(Figure collection entries)
===============

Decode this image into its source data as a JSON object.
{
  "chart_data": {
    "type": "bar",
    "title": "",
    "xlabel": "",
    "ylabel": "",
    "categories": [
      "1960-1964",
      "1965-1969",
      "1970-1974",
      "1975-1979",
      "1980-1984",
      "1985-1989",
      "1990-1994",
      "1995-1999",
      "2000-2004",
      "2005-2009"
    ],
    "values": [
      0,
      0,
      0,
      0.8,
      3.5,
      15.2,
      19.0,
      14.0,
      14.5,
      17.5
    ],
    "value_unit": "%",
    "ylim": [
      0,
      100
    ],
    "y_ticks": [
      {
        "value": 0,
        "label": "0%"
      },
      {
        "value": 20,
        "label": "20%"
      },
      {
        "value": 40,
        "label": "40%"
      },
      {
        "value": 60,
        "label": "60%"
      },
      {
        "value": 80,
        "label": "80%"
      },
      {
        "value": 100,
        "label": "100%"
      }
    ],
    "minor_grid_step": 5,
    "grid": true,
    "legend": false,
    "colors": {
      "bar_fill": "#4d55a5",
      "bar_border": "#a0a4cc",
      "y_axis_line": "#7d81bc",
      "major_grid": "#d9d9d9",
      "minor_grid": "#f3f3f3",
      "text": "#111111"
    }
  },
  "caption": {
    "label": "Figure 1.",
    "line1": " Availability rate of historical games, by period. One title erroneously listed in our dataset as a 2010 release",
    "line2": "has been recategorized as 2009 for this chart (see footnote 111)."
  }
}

===============

[REQUEST]: Find every line in the records above that holds the word "this", and copy each one.

[WORKED ANSWER]:
Decode this image into its source data as a JSON object.
    "line2": "has been recategorized as 2009 for this chart (see footnote 111)."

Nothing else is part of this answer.